[Stored records]

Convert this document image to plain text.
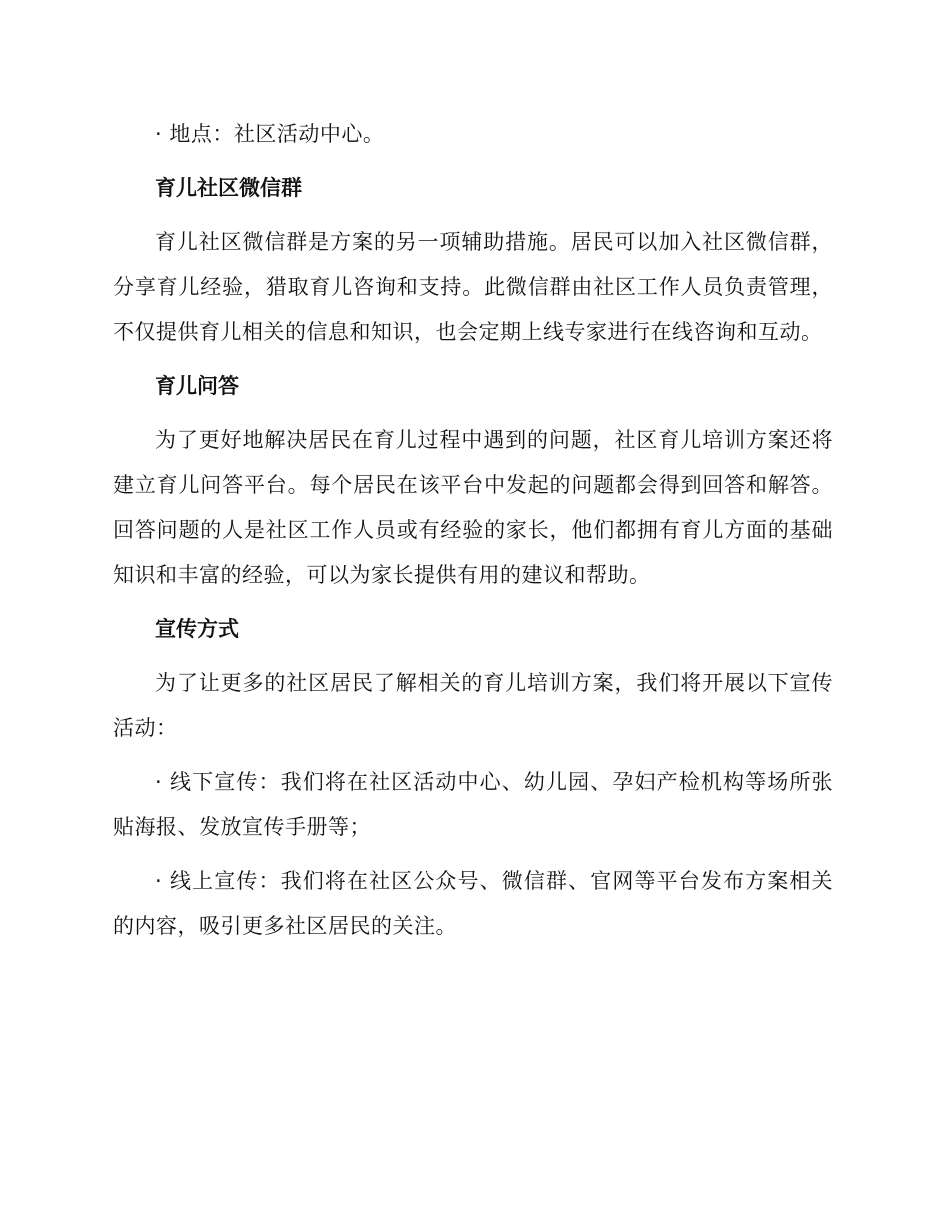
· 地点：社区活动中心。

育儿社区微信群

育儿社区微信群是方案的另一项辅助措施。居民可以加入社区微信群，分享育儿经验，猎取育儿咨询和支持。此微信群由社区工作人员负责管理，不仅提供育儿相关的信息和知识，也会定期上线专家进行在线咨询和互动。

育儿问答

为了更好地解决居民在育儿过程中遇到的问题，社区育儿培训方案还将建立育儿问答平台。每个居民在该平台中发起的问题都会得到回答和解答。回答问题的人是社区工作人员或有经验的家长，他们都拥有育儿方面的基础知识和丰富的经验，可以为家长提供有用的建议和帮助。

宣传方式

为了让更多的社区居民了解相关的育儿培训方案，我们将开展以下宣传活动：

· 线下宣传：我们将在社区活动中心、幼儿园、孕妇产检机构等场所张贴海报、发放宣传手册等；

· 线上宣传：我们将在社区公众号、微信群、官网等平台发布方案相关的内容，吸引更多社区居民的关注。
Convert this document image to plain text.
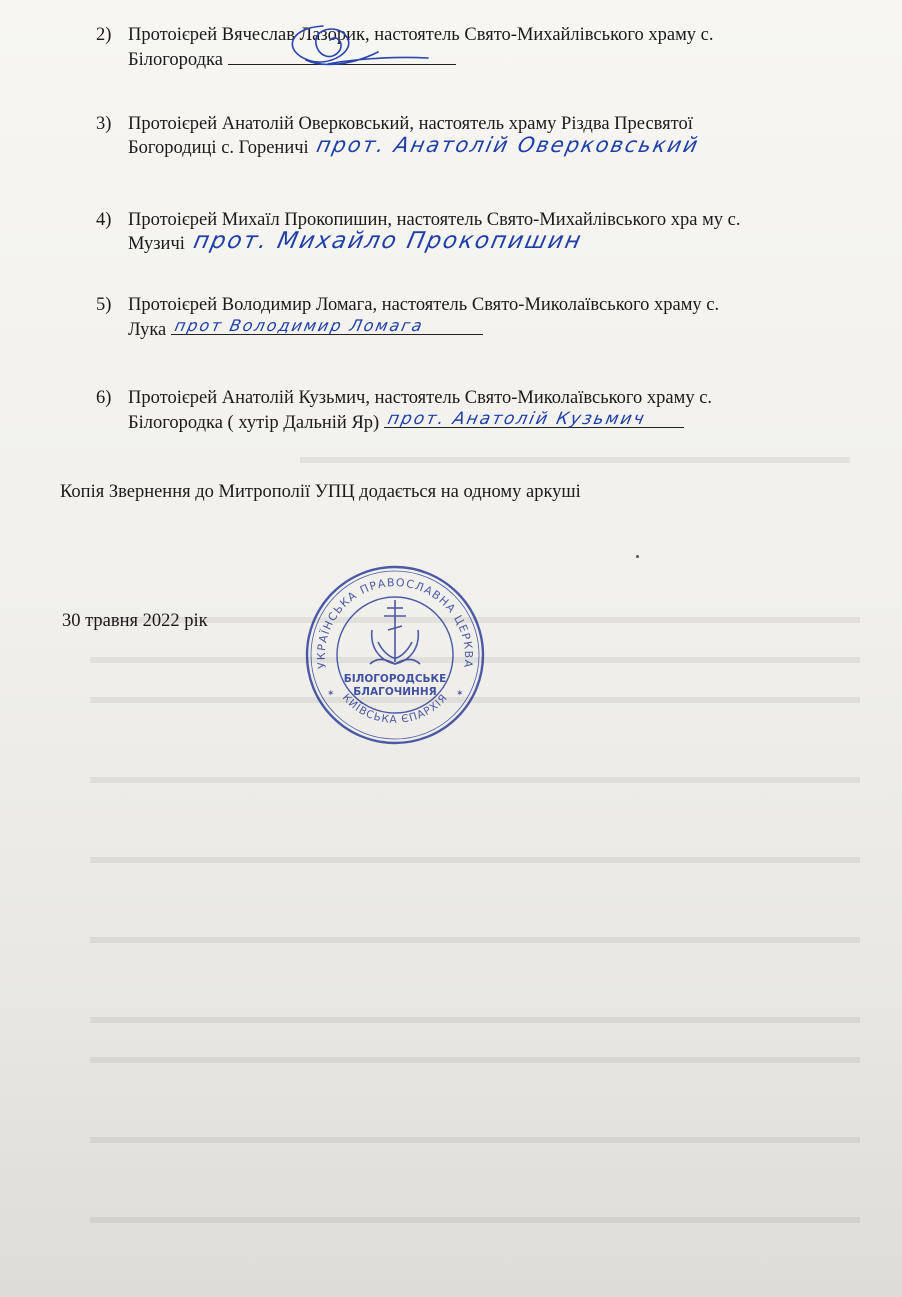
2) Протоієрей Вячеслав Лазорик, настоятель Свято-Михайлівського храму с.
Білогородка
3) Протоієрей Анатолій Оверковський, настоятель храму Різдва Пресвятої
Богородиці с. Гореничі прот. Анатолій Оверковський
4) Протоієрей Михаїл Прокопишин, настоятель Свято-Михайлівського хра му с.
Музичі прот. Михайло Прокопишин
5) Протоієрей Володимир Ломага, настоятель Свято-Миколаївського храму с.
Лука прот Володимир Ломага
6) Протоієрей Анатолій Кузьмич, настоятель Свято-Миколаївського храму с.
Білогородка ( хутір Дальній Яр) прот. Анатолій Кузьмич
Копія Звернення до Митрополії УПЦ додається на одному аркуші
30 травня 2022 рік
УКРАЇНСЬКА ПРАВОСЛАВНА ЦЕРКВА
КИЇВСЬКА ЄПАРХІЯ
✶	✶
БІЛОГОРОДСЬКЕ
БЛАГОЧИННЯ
---
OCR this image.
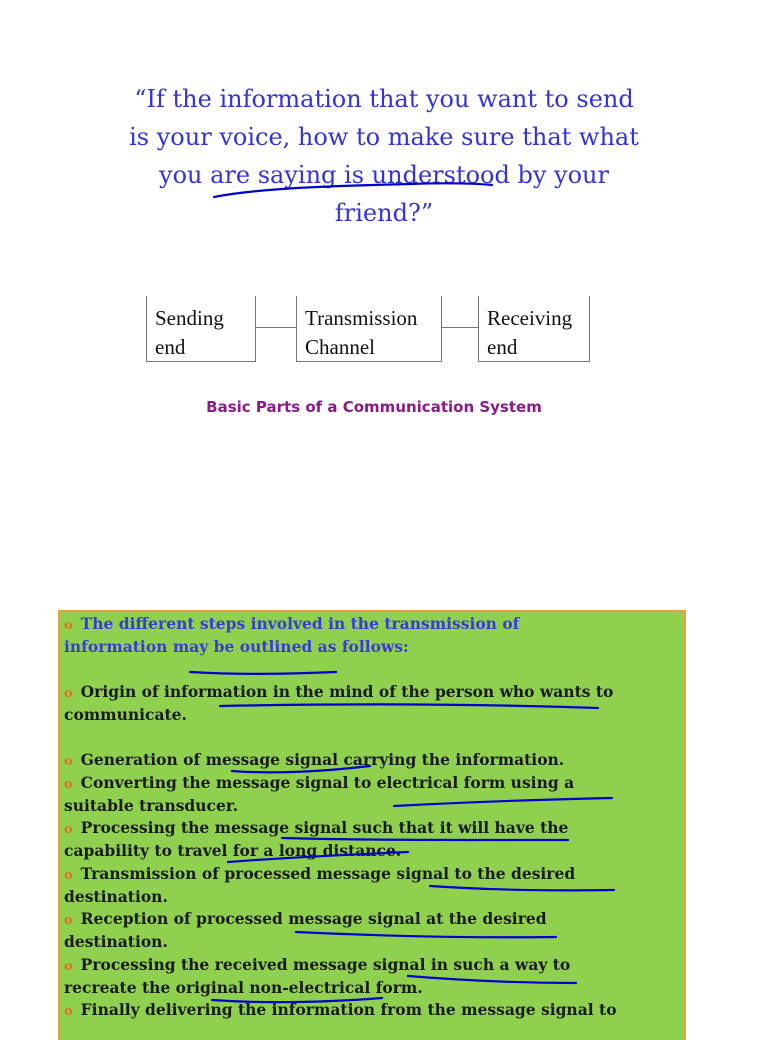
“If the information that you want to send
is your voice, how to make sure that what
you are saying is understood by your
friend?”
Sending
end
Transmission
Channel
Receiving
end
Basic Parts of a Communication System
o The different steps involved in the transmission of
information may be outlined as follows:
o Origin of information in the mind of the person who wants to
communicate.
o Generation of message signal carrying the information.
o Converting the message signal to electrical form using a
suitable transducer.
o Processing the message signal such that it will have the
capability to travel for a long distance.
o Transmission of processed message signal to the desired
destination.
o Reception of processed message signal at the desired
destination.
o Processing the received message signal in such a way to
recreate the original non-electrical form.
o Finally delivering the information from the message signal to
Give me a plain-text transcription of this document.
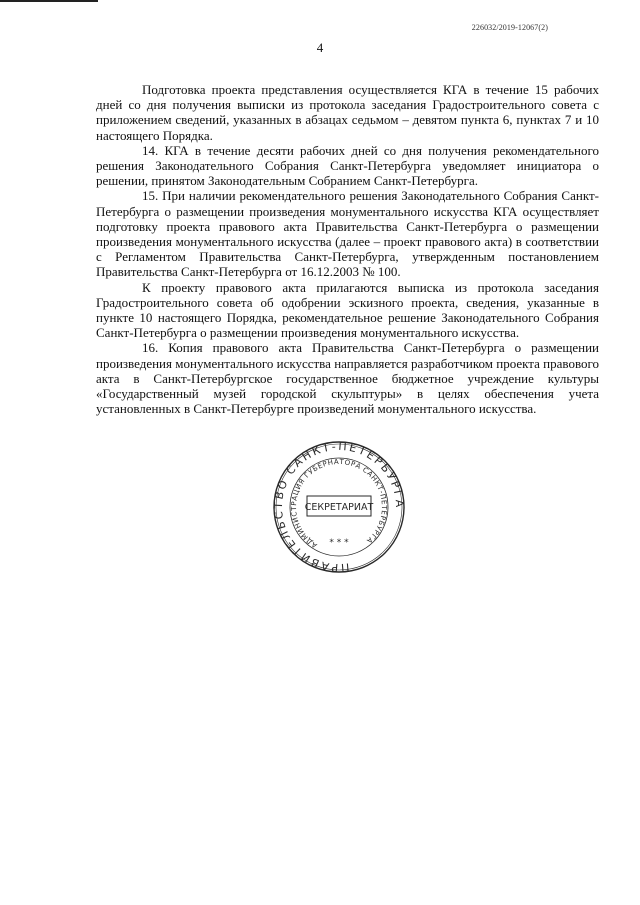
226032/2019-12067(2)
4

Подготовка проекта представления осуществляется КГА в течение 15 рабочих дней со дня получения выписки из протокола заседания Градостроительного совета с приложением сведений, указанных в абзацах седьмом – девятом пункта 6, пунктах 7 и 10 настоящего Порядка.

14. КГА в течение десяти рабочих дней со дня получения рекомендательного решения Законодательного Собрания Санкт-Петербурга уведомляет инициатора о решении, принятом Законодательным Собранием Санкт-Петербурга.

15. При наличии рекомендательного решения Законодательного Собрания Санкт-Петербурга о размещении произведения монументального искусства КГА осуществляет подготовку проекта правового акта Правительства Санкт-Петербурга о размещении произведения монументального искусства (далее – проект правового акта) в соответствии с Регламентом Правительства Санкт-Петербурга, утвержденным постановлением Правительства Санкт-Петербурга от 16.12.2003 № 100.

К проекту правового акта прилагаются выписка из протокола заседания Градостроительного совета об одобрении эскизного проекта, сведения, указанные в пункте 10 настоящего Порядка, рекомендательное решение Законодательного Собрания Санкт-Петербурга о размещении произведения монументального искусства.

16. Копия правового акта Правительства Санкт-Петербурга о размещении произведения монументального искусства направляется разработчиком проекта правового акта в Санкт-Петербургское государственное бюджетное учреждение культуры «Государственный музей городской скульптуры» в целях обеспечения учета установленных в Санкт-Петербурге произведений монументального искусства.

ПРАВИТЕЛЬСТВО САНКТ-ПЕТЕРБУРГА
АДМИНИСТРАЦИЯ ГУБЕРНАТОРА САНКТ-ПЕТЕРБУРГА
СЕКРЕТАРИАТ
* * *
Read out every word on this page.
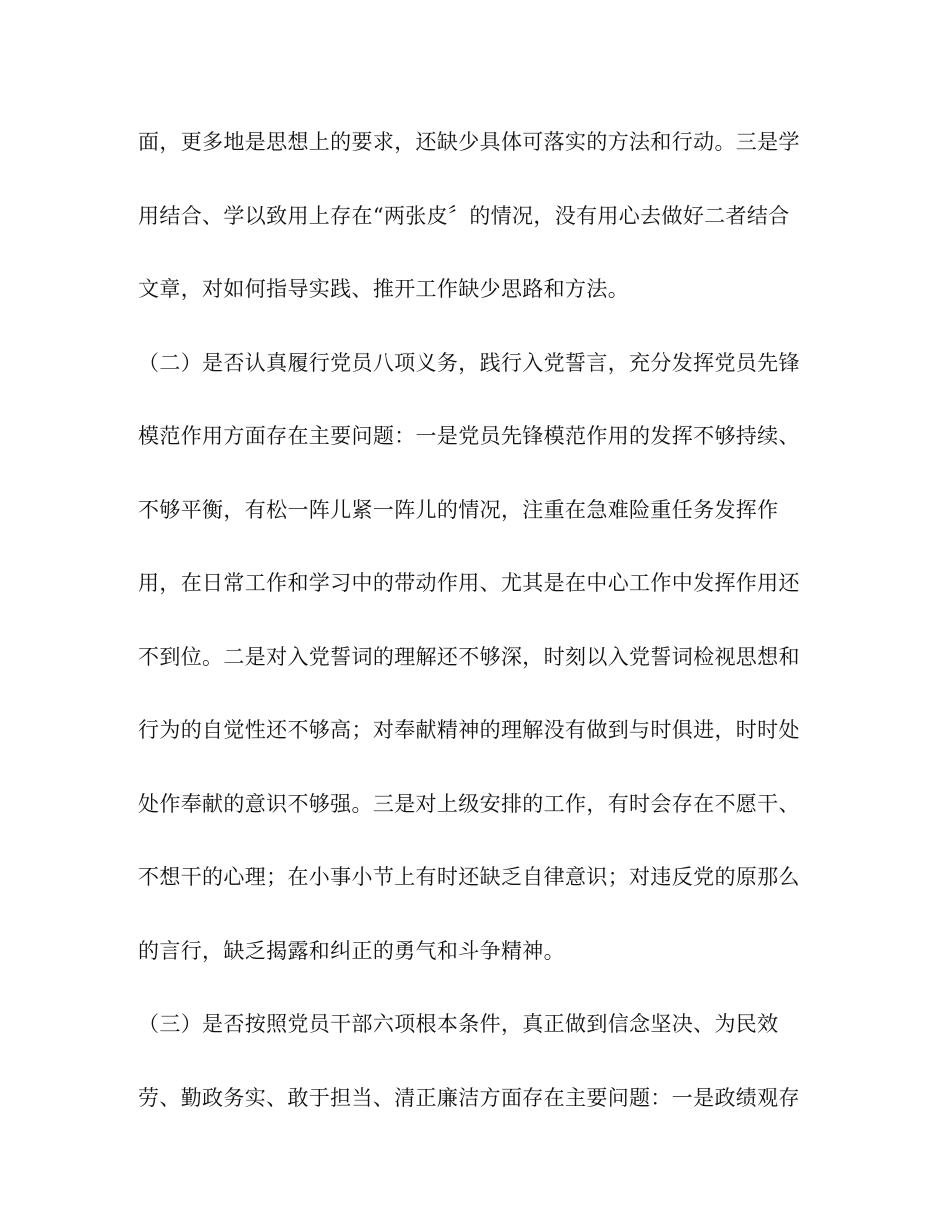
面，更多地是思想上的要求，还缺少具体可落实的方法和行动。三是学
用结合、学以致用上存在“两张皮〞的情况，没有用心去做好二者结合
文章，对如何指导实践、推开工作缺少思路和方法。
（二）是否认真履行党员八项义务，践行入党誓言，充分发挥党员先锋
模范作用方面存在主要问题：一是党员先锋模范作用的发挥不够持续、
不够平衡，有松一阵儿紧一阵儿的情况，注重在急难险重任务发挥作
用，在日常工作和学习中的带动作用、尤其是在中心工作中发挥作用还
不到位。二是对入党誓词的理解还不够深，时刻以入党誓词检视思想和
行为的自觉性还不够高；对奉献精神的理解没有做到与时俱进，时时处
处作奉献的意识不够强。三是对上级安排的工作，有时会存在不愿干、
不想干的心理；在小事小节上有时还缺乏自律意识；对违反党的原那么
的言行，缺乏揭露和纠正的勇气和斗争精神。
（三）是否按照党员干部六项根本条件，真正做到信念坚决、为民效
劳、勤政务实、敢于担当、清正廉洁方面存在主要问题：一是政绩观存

● **WHAT IS NEEDED**:
Go through the material above and count the lines that contain "Протоієрей"; give that number alone.

● **COMPLETE OUTPUT**:
5